--- start of Data provided ---
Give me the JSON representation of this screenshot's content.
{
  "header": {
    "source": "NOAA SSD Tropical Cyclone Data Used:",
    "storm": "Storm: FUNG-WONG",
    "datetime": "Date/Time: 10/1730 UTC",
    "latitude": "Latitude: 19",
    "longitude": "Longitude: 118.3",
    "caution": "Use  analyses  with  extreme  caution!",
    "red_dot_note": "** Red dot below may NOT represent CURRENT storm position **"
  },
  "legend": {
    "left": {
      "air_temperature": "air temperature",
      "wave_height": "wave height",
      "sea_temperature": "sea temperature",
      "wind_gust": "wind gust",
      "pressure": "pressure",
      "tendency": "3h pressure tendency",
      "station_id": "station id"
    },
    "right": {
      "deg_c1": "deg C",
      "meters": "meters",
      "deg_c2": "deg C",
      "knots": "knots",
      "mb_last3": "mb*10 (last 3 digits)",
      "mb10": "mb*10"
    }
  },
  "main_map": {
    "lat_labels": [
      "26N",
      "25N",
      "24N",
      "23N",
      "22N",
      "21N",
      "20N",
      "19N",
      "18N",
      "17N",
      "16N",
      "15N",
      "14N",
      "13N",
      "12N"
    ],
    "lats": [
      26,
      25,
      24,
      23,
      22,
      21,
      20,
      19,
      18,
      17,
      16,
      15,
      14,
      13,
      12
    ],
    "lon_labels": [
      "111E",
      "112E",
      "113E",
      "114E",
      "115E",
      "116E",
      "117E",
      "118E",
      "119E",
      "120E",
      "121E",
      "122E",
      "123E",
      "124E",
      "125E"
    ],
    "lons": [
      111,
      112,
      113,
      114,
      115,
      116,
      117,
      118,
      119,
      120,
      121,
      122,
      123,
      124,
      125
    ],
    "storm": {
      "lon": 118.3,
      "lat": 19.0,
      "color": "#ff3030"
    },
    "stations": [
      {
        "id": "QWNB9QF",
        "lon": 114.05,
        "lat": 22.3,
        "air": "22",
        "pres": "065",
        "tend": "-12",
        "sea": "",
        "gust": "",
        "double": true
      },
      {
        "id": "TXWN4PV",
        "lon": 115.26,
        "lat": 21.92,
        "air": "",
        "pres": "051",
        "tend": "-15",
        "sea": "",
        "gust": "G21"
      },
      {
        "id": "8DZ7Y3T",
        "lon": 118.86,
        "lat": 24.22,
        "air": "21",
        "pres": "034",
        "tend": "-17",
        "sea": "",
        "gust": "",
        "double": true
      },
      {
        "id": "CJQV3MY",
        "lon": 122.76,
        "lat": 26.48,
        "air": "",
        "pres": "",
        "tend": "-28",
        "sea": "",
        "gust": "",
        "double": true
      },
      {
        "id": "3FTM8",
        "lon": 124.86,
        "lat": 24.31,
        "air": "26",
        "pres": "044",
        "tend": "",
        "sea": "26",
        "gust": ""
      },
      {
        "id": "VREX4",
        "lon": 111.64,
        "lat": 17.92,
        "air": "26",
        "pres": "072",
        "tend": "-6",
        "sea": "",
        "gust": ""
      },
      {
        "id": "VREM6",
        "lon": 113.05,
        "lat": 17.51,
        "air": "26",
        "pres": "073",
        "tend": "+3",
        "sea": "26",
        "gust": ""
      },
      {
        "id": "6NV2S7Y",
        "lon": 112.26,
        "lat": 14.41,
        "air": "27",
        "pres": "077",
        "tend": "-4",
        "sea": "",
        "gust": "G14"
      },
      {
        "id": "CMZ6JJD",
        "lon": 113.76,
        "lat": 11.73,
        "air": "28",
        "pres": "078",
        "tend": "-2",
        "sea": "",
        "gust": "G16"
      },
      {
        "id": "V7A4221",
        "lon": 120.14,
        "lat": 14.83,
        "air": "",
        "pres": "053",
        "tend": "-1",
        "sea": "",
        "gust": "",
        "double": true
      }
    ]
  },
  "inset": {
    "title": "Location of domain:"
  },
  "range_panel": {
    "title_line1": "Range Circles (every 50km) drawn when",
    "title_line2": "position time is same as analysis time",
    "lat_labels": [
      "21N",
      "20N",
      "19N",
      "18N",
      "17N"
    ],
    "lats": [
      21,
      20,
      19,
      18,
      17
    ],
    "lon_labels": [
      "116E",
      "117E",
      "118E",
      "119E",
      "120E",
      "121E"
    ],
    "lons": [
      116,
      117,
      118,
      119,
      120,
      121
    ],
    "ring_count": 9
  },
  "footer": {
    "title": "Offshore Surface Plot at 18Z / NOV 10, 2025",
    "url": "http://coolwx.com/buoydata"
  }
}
--- end of Data provided ---
### Task to complete:
Repeat all the entries exactly as given.

### Full solution:
Give me the JSON representation of this screenshot's content.
{
  "header": {
    "source": "NOAA SSD Tropical Cyclone Data Used:",
    "storm": "Storm: FUNG-WONG",
    "datetime": "Date/Time: 10/1730 UTC",
    "latitude": "Latitude: 19",
    "longitude": "Longitude: 118.3",
    "caution": "Use  analyses  with  extreme  caution!",
    "red_dot_note": "** Red dot below may NOT represent CURRENT storm position **"
  },
  "legend": {
    "left": {
      "air_temperature": "air temperature",
      "wave_height": "wave height",
      "sea_temperature": "sea temperature",
      "wind_gust": "wind gust",
      "pressure": "pressure",
      "tendency": "3h pressure tendency",
      "station_id": "station id"
    },
    "right": {
      "deg_c1": "deg C",
      "meters": "meters",
      "deg_c2": "deg C",
      "knots": "knots",
      "mb_last3": "mb*10 (last 3 digits)",
      "mb10": "mb*10"
    }
  },
  "main_map": {
    "lat_labels": [
      "26N",
      "25N",
      "24N",
      "23N",
      "22N",
      "21N",
      "20N",
      "19N",
      "18N",
      "17N",
      "16N",
      "15N",
      "14N",
      "13N",
      "12N"
    ],
    "lats": [
      26,
      25,
      24,
      23,
      22,
      21,
      20,
      19,
      18,
      17,
      16,
      15,
      14,
      13,
      12
    ],
    "lon_labels": [
      "111E",
      "112E",
      "113E",
      "114E",
      "115E",
      "116E",
      "117E",
      "118E",
      "119E",
      "120E",
      "121E",
      "122E",
      "123E",
      "124E",
      "125E"
    ],
    "lons": [
      111,
      112,
      113,
      114,
      115,
      116,
      117,
      118,
      119,
      120,
      121,
      122,
      123,
      124,
      125
    ],
    "storm": {
      "lon": 118.3,
      "lat": 19.0,
      "color": "#ff3030"
    },
    "stations": [
      {
        "id": "QWNB9QF",
        "lon": 114.05,
        "lat": 22.3,
        "air": "22",
        "pres": "065",
        "tend": "-12",
        "sea": "",
        "gust": "",
        "double": true
      },
      {
        "id": "TXWN4PV",
        "lon": 115.26,
        "lat": 21.92,
        "air": "",
        "pres": "051",
        "tend": "-15",
        "sea": "",
        "gust": "G21"
      },
      {
        "id": "8DZ7Y3T",
        "lon": 118.86,
        "lat": 24.22,
        "air": "21",
        "pres": "034",
        "tend": "-17",
        "sea": "",
        "gust": "",
        "double": true
      },
      {
        "id": "CJQV3MY",
        "lon": 122.76,
        "lat": 26.48,
        "air": "",
        "pres": "",
        "tend": "-28",
        "sea": "",
        "gust": "",
        "double": true
      },
      {
        "id": "3FTM8",
        "lon": 124.86,
        "lat": 24.31,
        "air": "26",
        "pres": "044",
        "tend": "",
        "sea": "26",
        "gust": ""
      },
      {
        "id": "VREX4",
        "lon": 111.64,
        "lat": 17.92,
        "air": "26",
        "pres": "072",
        "tend": "-6",
        "sea": "",
        "gust": ""
      },
      {
        "id": "VREM6",
        "lon": 113.05,
        "lat": 17.51,
        "air": "26",
        "pres": "073",
        "tend": "+3",
        "sea": "26",
        "gust": ""
      },
      {
        "id": "6NV2S7Y",
        "lon": 112.26,
        "lat": 14.41,
        "air": "27",
        "pres": "077",
        "tend": "-4",
        "sea": "",
        "gust": "G14"
      },
      {
        "id": "CMZ6JJD",
        "lon": 113.76,
        "lat": 11.73,
        "air": "28",
        "pres": "078",
        "tend": "-2",
        "sea": "",
        "gust": "G16"
      },
      {
        "id": "V7A4221",
        "lon": 120.14,
        "lat": 14.83,
        "air": "",
        "pres": "053",
        "tend": "-1",
        "sea": "",
        "gust": "",
        "double": true
      }
    ]
  },
  "inset": {
    "title": "Location of domain:"
  },
  "range_panel": {
    "title_line1": "Range Circles (every 50km) drawn when",
    "title_line2": "position time is same as analysis time",
    "lat_labels": [
      "21N",
      "20N",
      "19N",
      "18N",
      "17N"
    ],
    "lats": [
      21,
      20,
      19,
      18,
      17
    ],
    "lon_labels": [
      "116E",
      "117E",
      "118E",
      "119E",
      "120E",
      "121E"
    ],
    "lons": [
      116,
      117,
      118,
      119,
      120,
      121
    ],
    "ring_count": 9
  },
  "footer": {
    "title": "Offshore Surface Plot at 18Z / NOV 10, 2025",
    "url": "http://coolwx.com/buoydata"
  }
}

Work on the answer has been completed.